## YOUR GOAL
Print every entry word for word, but omit the pictures.

- - -

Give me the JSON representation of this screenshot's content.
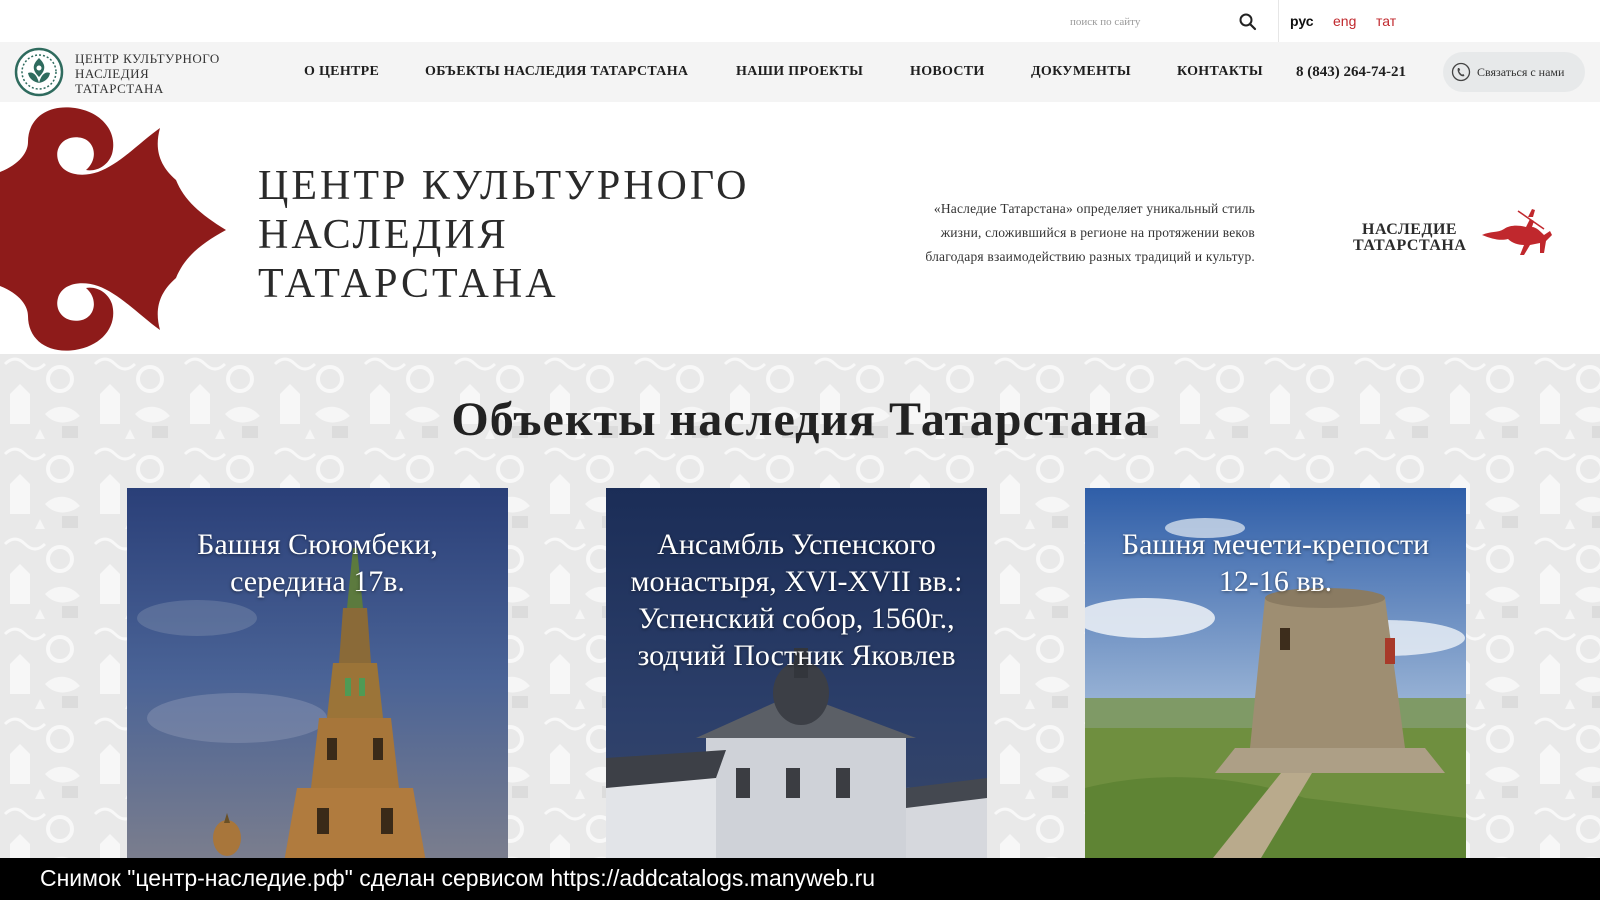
{
  "topbar": {
    "search_placeholder": "поиск по сайту",
    "languages": [
      "рус",
      "eng",
      "тат"
    ]
  },
  "header": {
    "logo_lines": [
      "ЦЕНТР КУЛЬТУРНОГО",
      "НАСЛЕДИЯ",
      "ТАТАРСТАНА"
    ],
    "nav": [
      "О ЦЕНТРЕ",
      "ОБЪЕКТЫ НАСЛЕДИЯ ТАТАРСТАНА",
      "НАШИ ПРОЕКТЫ",
      "НОВОСТИ",
      "ДОКУМЕНТЫ",
      "КОНТАКТЫ"
    ],
    "phone": "8 (843) 264-74-21",
    "contact_label": "Связаться с нами"
  },
  "hero": {
    "title_lines": [
      "ЦЕНТР КУЛЬТУРНОГО",
      "НАСЛЕДИЯ",
      "ТАТАРСТАНА"
    ],
    "description_lines": [
      "«Наследие Татарстана» определяет уникальный стиль",
      "жизни, сложившийся в регионе на протяжении веков",
      "благодаря взаимодействию разных традиций и культур."
    ],
    "brand_lines": [
      "НАСЛЕДИЕ",
      "ТАТАРСТАНА"
    ]
  },
  "objects": {
    "title": "Объекты наследия Татарстана",
    "cards": [
      {
        "caption": "Башня Сююмбеки, середина 17в."
      },
      {
        "caption": "Ансамбль Успенского монастыря, XVI-XVII вв.: Успенский собор, 1560г., зодчий Постник Яковлев"
      },
      {
        "caption": "Башня мечети-крепости 12-16 вв."
      }
    ]
  },
  "screenshot_note": "Снимок \"центр-наследие.рф\" сделан сервисом https://addcatalogs.manyweb.ru",
  "colors": {
    "accent_red": "#8e1b1a",
    "lang_red": "#c0282d",
    "nav_bg": "#f4f4f4",
    "section_bg": "#ececec"
  }
}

- - -

## EXPECTED OUTPUT
Give me the JSON representation of this screenshot's content.
{
  "topbar": {
    "search_placeholder": "поиск по сайту",
    "languages": [
      "рус",
      "eng",
      "тат"
    ]
  },
  "header": {
    "logo_lines": [
      "ЦЕНТР КУЛЬТУРНОГО",
      "НАСЛЕДИЯ",
      "ТАТАРСТАНА"
    ],
    "nav": [
      "О ЦЕНТРЕ",
      "ОБЪЕКТЫ НАСЛЕДИЯ ТАТАРСТАНА",
      "НАШИ ПРОЕКТЫ",
      "НОВОСТИ",
      "ДОКУМЕНТЫ",
      "КОНТАКТЫ"
    ],
    "phone": "8 (843) 264-74-21",
    "contact_label": "Связаться с нами"
  },
  "hero": {
    "title_lines": [
      "ЦЕНТР КУЛЬТУРНОГО",
      "НАСЛЕДИЯ",
      "ТАТАРСТАНА"
    ],
    "description_lines": [
      "«Наследие Татарстана» определяет уникальный стиль",
      "жизни, сложившийся в регионе на протяжении веков",
      "благодаря взаимодействию разных традиций и культур."
    ],
    "brand_lines": [
      "НАСЛЕДИЕ",
      "ТАТАРСТАНА"
    ]
  },
  "objects": {
    "title": "Объекты наследия Татарстана",
    "cards": [
      {
        "caption": "Башня Сююмбеки, середина 17в."
      },
      {
        "caption": "Ансамбль Успенского монастыря, XVI-XVII вв.: Успенский собор, 1560г., зодчий Постник Яковлев"
      },
      {
        "caption": "Башня мечети-крепости 12-16 вв."
      }
    ]
  },
  "screenshot_note": "Снимок \"центр-наследие.рф\" сделан сервисом https://addcatalogs.manyweb.ru",
  "colors": {
    "accent_red": "#8e1b1a",
    "lang_red": "#c0282d",
    "nav_bg": "#f4f4f4",
    "section_bg": "#ececec"
  }
}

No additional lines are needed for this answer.